◆ DIRECTIONS ◆
Locate each line in the records below that contains the string "interactable", and copy those lines out.

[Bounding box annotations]
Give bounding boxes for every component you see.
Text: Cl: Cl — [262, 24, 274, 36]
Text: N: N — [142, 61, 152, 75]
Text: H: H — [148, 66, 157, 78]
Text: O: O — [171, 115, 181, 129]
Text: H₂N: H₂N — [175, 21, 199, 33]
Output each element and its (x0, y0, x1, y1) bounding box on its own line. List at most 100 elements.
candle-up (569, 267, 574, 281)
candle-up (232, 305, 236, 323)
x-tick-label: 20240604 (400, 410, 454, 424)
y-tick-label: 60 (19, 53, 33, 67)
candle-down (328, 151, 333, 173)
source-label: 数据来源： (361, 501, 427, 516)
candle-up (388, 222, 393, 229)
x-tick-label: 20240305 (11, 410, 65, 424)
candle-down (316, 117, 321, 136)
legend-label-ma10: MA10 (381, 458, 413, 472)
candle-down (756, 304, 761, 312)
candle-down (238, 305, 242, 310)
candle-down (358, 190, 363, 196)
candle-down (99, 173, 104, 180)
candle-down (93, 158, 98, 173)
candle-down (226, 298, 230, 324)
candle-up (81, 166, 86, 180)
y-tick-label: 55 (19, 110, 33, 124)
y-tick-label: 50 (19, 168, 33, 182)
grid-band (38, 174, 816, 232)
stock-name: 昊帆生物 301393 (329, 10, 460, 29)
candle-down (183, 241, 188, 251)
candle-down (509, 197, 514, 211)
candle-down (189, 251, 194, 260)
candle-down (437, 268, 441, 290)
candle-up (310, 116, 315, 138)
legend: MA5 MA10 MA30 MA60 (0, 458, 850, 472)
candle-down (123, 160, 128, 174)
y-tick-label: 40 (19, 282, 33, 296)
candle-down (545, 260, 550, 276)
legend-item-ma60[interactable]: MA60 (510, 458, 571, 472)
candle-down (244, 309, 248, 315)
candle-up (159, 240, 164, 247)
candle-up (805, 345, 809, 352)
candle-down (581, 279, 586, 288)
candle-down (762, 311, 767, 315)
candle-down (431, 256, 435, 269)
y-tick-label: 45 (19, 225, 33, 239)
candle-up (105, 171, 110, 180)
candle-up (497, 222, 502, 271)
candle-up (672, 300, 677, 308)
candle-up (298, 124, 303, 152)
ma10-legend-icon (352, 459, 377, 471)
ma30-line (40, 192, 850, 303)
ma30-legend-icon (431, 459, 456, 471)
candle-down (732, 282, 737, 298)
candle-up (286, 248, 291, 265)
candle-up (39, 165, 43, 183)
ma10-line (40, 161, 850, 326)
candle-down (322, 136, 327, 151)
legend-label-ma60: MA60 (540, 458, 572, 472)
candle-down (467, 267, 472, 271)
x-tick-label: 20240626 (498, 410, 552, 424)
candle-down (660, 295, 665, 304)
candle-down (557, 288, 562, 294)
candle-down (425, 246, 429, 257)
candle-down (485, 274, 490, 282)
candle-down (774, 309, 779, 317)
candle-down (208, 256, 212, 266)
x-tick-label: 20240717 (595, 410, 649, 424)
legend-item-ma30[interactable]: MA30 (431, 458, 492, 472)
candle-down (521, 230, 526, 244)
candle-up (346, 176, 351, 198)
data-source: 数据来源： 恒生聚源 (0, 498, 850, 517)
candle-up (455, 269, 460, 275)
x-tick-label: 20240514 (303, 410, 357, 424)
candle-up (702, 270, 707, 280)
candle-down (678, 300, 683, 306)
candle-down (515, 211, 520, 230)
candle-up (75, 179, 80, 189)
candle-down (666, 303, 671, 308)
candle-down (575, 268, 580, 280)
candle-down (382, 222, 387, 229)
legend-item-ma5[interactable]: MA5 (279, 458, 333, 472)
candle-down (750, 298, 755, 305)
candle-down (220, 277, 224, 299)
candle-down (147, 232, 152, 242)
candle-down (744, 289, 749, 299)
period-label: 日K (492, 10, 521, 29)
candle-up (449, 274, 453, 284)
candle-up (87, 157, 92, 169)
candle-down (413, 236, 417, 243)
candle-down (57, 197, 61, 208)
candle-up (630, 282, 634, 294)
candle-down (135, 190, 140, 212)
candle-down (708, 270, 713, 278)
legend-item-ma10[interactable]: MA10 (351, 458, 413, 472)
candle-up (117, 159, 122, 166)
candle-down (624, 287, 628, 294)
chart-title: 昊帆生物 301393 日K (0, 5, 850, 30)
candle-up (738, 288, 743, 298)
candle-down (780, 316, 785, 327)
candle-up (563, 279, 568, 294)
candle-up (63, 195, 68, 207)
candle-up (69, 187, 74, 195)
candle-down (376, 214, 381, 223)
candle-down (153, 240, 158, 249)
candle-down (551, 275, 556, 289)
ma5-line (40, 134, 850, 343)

◆ TASK ANSWER ◆
legend-item-ma60[interactable]: MA60 (510, 458, 571, 472)
legend-item-ma30[interactable]: MA30 (431, 458, 492, 472)
legend-item-ma5[interactable]: MA5 (279, 458, 333, 472)
legend-item-ma10[interactable]: MA10 (351, 458, 413, 472)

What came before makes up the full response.